Prompt: Pull out every line in the data that has the string "subtitle" in it.

A run of records:
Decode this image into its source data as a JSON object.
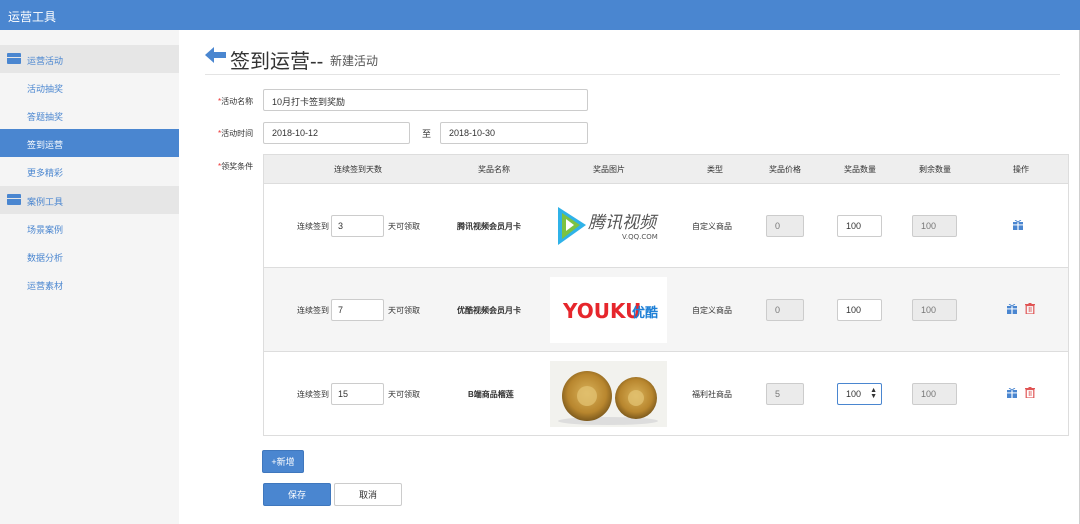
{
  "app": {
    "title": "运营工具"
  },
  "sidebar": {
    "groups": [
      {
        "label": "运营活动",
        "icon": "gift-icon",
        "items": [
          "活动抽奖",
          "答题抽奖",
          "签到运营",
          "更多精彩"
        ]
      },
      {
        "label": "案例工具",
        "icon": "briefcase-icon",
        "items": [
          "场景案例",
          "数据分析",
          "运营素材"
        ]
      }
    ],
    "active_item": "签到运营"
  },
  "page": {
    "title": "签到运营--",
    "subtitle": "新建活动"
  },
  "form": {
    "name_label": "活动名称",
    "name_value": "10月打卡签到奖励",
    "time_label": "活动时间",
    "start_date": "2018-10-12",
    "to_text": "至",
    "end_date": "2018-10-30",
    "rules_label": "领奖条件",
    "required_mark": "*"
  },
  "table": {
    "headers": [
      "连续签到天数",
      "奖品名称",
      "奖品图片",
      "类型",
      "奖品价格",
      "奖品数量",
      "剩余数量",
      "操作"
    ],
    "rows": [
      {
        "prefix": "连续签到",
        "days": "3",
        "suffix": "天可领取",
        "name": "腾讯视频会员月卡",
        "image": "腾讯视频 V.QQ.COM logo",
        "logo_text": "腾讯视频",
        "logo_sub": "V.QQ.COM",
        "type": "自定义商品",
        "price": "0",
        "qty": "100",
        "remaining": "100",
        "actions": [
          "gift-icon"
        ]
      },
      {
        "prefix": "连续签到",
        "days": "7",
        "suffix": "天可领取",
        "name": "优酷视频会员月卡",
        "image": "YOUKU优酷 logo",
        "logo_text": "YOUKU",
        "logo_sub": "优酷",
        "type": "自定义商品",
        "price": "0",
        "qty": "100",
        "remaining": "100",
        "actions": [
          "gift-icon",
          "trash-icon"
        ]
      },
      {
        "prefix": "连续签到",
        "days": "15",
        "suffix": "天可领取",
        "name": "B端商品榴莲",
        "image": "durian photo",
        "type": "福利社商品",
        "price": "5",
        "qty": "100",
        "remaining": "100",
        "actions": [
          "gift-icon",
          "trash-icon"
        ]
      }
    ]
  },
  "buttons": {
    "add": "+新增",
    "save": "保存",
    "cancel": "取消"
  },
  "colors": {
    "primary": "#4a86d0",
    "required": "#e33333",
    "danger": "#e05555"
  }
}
* * *
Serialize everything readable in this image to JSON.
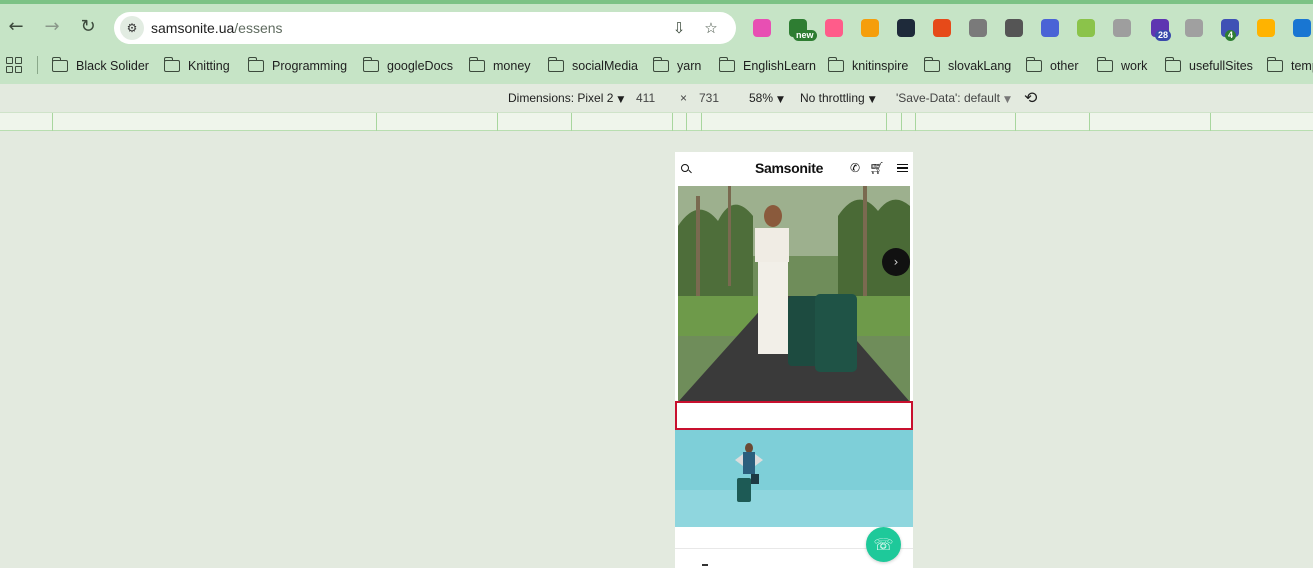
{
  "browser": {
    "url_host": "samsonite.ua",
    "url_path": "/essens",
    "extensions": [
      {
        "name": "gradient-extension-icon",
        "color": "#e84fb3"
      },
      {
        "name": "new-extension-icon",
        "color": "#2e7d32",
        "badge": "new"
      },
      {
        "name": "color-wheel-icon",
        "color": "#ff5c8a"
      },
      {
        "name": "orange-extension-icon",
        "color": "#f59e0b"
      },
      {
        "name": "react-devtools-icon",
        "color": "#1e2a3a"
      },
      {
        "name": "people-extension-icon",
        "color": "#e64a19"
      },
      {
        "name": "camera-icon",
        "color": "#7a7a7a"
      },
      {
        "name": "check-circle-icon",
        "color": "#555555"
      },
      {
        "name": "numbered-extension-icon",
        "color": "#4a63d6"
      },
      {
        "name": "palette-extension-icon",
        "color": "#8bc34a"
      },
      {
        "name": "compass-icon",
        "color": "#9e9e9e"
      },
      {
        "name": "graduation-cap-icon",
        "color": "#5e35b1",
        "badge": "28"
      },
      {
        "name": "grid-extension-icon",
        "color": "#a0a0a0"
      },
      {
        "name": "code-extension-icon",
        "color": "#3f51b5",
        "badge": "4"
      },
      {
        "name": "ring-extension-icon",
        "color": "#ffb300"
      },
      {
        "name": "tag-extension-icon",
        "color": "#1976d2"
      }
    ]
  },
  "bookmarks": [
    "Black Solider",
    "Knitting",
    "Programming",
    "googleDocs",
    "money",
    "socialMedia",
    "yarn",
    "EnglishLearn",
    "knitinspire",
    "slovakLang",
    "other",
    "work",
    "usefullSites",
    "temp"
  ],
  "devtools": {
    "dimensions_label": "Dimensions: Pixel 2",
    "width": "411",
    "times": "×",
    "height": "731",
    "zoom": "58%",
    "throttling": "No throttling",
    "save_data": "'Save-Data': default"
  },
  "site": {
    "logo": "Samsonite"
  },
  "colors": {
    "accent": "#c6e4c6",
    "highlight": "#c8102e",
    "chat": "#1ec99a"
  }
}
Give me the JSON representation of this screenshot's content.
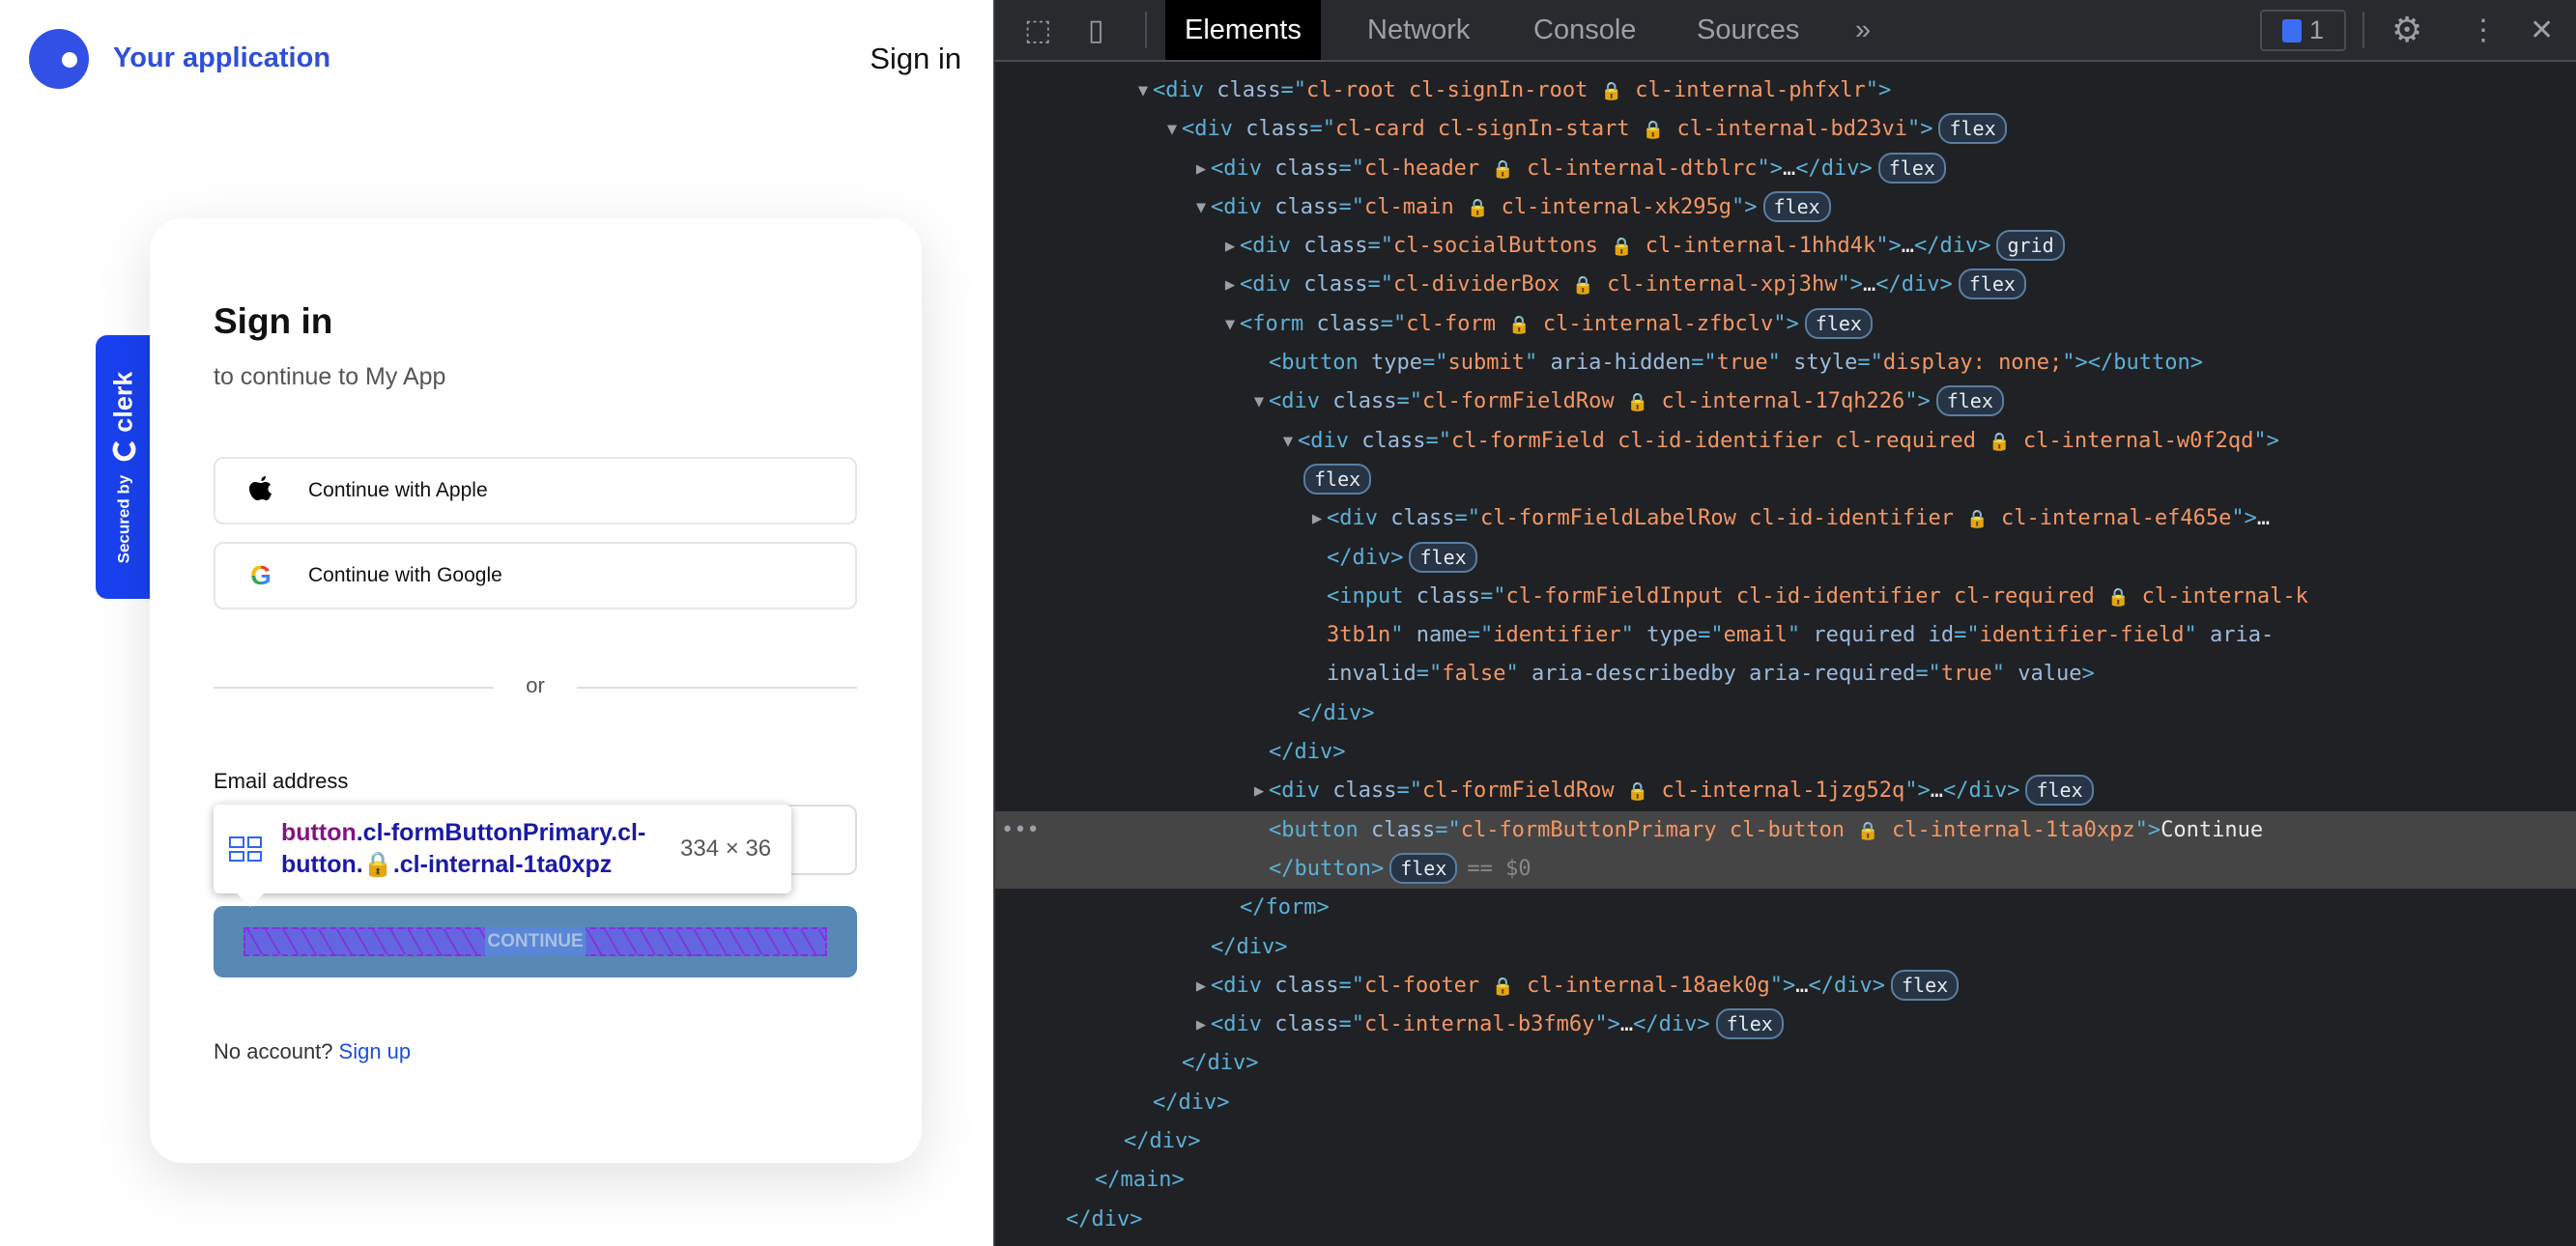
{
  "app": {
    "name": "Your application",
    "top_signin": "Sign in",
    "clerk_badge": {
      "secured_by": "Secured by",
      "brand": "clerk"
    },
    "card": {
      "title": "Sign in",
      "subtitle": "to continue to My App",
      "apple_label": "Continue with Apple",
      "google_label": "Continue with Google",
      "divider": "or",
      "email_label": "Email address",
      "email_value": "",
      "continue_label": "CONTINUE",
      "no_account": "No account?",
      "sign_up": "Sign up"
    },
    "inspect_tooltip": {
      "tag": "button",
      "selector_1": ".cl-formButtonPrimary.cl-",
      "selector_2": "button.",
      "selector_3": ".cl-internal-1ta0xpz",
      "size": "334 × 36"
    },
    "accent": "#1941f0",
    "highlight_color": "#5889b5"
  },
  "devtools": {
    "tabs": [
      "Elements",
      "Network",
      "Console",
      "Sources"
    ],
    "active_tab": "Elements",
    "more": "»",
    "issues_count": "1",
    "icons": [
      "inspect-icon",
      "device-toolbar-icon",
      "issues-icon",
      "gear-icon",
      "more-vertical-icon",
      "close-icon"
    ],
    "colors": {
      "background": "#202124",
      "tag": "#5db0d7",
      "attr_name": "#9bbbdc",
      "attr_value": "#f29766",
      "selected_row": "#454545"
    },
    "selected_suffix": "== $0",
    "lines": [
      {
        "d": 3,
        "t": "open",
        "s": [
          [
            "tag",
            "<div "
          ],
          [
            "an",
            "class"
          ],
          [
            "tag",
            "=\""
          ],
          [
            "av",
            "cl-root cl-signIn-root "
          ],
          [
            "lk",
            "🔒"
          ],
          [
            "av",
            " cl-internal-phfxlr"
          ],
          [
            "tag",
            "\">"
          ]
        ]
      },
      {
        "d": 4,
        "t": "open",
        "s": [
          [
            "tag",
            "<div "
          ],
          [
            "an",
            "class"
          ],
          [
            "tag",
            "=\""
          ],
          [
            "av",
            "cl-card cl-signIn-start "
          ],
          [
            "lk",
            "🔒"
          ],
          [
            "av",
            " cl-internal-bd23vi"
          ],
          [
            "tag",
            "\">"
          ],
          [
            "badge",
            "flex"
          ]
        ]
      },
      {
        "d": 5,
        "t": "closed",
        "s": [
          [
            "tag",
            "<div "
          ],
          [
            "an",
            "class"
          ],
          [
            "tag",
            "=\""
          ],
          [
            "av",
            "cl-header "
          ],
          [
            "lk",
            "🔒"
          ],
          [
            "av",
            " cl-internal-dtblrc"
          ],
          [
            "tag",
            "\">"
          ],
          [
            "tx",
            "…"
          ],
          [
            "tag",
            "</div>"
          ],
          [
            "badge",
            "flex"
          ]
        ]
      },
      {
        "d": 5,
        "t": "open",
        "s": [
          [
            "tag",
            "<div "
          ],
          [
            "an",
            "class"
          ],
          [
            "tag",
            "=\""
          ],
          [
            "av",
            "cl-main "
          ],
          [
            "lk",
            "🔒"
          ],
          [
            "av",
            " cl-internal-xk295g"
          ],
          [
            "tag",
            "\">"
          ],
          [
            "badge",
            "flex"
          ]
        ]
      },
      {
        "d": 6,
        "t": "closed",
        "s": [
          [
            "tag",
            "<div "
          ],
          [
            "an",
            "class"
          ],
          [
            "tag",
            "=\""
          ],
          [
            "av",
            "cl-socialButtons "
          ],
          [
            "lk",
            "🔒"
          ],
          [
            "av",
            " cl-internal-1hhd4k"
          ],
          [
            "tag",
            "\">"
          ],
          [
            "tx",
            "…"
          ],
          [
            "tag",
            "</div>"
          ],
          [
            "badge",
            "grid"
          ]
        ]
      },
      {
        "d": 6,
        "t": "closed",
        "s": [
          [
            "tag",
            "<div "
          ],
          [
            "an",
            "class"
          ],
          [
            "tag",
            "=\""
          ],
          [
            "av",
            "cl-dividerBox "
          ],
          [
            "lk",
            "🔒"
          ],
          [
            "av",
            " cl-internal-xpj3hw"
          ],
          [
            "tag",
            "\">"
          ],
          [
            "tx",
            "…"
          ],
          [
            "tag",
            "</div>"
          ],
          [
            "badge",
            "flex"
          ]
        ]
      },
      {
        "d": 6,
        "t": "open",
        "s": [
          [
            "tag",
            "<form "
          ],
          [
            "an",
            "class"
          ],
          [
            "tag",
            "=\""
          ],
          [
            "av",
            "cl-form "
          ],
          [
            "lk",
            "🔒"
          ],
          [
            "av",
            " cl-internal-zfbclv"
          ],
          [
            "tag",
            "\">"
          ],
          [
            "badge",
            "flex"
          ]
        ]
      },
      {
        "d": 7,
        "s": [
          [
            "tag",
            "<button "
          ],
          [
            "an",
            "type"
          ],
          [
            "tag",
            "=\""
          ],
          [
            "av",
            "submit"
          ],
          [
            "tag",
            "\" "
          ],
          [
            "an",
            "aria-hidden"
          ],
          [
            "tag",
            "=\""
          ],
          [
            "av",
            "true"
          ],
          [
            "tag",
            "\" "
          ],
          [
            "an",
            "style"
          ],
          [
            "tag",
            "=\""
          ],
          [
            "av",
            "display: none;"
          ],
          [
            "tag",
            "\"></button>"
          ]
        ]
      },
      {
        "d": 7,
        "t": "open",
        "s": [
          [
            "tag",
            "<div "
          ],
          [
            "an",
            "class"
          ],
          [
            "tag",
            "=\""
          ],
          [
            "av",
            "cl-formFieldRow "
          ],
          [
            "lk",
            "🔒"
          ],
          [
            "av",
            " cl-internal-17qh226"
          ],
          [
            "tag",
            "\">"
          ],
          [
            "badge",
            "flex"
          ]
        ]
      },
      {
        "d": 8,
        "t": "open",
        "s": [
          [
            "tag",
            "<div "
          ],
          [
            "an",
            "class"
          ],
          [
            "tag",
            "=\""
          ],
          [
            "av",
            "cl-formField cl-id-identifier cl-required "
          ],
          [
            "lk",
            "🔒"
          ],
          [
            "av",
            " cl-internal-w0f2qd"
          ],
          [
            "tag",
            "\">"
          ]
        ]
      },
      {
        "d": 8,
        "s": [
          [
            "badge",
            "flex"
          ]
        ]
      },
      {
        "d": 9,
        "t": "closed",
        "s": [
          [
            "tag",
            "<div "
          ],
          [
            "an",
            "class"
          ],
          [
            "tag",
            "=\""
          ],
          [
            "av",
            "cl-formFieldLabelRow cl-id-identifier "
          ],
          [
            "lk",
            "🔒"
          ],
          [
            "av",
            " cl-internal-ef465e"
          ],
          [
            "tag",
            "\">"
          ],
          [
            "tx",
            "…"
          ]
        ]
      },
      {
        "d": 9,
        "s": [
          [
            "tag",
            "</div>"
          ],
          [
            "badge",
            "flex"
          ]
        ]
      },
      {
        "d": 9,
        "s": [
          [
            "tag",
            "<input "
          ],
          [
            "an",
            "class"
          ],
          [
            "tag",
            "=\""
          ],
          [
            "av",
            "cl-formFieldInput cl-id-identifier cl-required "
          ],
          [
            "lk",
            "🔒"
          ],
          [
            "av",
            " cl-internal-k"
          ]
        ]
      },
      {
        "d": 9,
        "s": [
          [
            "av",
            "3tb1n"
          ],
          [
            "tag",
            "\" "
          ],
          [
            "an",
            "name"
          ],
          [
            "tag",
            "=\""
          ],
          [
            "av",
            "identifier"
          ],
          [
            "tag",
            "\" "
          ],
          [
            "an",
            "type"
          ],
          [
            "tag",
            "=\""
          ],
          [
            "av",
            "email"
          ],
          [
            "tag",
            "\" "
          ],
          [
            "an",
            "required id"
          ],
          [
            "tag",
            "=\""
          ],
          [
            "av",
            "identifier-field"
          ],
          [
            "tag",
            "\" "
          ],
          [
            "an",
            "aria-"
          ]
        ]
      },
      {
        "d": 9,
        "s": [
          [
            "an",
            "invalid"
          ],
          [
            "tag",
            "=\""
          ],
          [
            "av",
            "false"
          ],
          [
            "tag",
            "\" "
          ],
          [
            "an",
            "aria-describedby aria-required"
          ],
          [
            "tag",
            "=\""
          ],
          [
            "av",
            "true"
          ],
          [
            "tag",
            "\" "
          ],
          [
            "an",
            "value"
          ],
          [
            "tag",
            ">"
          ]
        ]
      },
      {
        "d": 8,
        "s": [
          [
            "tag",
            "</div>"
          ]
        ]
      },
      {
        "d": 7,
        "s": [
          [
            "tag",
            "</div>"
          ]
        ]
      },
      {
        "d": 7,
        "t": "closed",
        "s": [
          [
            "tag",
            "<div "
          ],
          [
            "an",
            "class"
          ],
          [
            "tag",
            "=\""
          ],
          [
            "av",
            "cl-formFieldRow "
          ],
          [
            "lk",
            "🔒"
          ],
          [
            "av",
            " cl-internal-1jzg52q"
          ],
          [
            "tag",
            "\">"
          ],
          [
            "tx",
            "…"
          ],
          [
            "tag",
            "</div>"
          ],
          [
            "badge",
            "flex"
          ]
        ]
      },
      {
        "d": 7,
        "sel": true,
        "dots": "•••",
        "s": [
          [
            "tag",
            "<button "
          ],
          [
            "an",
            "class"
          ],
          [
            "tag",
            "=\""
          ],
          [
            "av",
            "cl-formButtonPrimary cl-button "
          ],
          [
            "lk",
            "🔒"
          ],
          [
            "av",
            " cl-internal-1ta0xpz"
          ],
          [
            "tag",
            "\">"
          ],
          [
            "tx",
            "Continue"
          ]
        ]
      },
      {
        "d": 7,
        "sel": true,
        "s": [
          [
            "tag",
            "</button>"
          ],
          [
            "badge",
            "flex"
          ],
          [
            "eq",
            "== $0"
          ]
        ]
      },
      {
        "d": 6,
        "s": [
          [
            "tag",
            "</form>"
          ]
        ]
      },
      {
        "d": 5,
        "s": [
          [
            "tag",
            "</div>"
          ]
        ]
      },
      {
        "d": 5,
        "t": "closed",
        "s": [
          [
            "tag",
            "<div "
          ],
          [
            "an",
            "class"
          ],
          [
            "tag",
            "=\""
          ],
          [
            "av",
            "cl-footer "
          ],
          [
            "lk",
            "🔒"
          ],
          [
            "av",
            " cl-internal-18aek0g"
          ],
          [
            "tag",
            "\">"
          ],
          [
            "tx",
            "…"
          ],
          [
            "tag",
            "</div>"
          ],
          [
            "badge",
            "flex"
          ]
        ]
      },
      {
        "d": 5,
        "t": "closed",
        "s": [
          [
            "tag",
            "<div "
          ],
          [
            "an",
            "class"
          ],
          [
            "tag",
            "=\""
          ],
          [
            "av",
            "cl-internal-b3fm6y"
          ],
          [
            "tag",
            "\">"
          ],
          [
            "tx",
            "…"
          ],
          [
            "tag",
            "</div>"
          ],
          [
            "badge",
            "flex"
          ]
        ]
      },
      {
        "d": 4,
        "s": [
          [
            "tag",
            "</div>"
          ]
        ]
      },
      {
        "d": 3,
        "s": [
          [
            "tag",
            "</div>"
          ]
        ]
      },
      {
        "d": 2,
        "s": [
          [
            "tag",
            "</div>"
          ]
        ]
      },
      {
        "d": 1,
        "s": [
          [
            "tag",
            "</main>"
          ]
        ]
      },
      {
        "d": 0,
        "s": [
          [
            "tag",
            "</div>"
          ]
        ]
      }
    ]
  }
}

Full response:
    "subtitle": "新建活动"
      "subtitle": "to continue to My App",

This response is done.